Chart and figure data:
┄┄┄┄┄┄┄┄┄┄

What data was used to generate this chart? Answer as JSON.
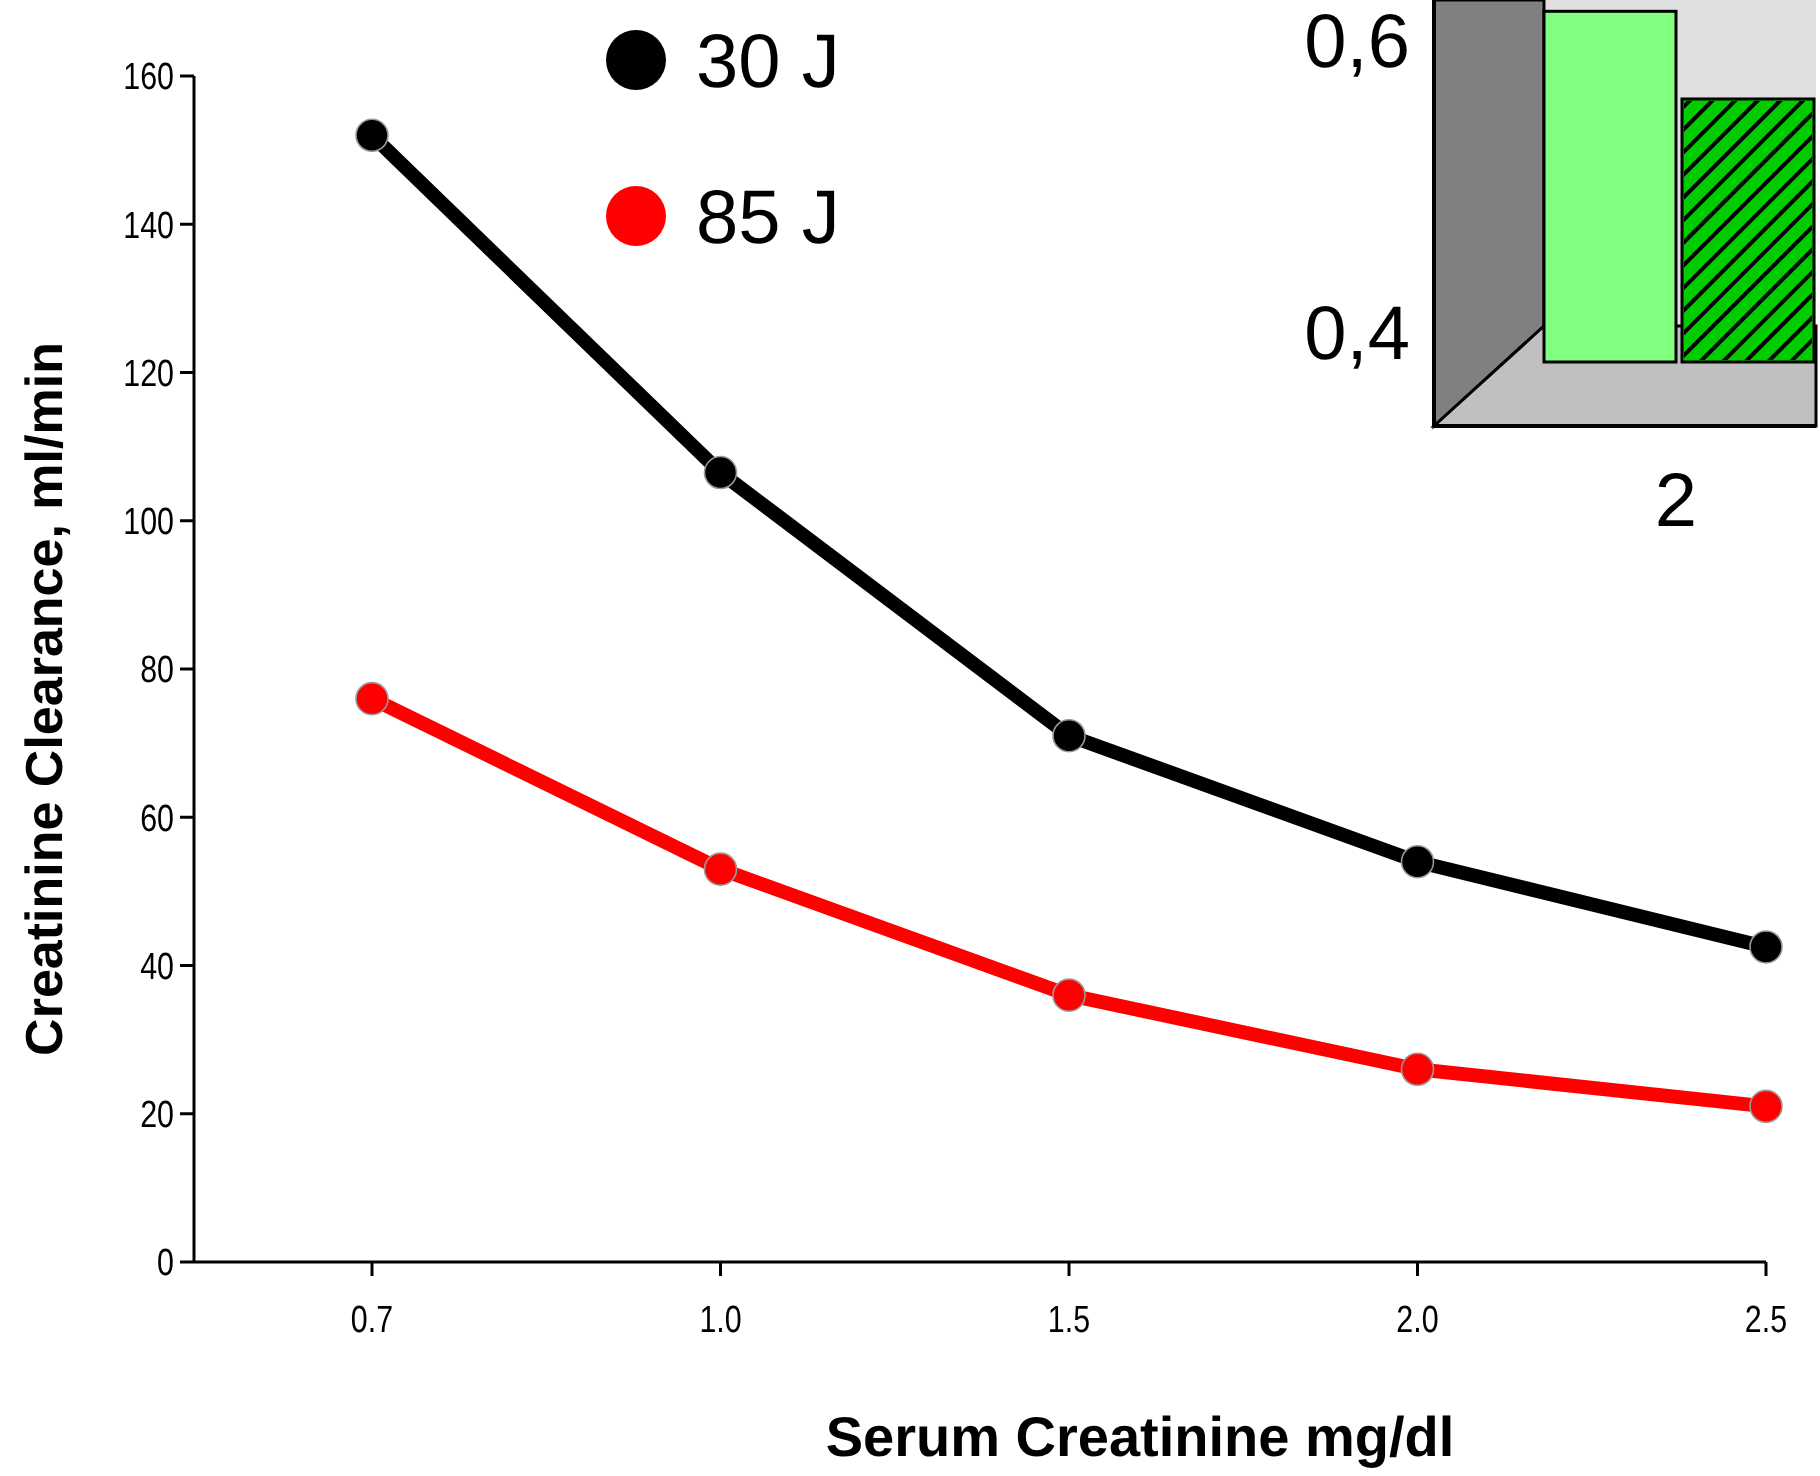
{
  "chart_data": [
    {
      "type": "line",
      "xlabel": "Serum Creatinine mg/dl",
      "ylabel": "Creatinine Clearance, ml/min",
      "categories": [
        "0.7",
        "1.0",
        "1.5",
        "2.0",
        "2.5"
      ],
      "series": [
        {
          "name": "30 J",
          "color": "#000000",
          "values": [
            152,
            106.5,
            71,
            54,
            42.5
          ]
        },
        {
          "name": "85 J",
          "color": "#ff0000",
          "values": [
            76,
            53,
            36,
            26,
            21
          ]
        }
      ],
      "ylim": [
        0,
        160
      ],
      "yticks": [
        0,
        20,
        40,
        60,
        80,
        100,
        120,
        140,
        160
      ],
      "marker": "circle",
      "legend": "top",
      "grid": false
    },
    {
      "type": "bar",
      "categories": [
        "2"
      ],
      "series": [
        {
          "color": "#80ff80",
          "values": [
            0.62
          ]
        },
        {
          "color": "#00cc00",
          "values": [
            0.56
          ]
        }
      ],
      "ylim": [
        0.38,
        0.625
      ],
      "yticks": [
        {
          "value": 0.4,
          "label": "0,4"
        },
        {
          "value": 0.6,
          "label": "0,6"
        }
      ]
    }
  ]
}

┄┄┄┄┄┄┄┄┄┄

Exercise prompt
Pick out all lines containing the string "color".

Written answer
          "color": "#000000",
          "color": "#ff0000",
          "color": "#80ff80",
          "color": "#00cc00",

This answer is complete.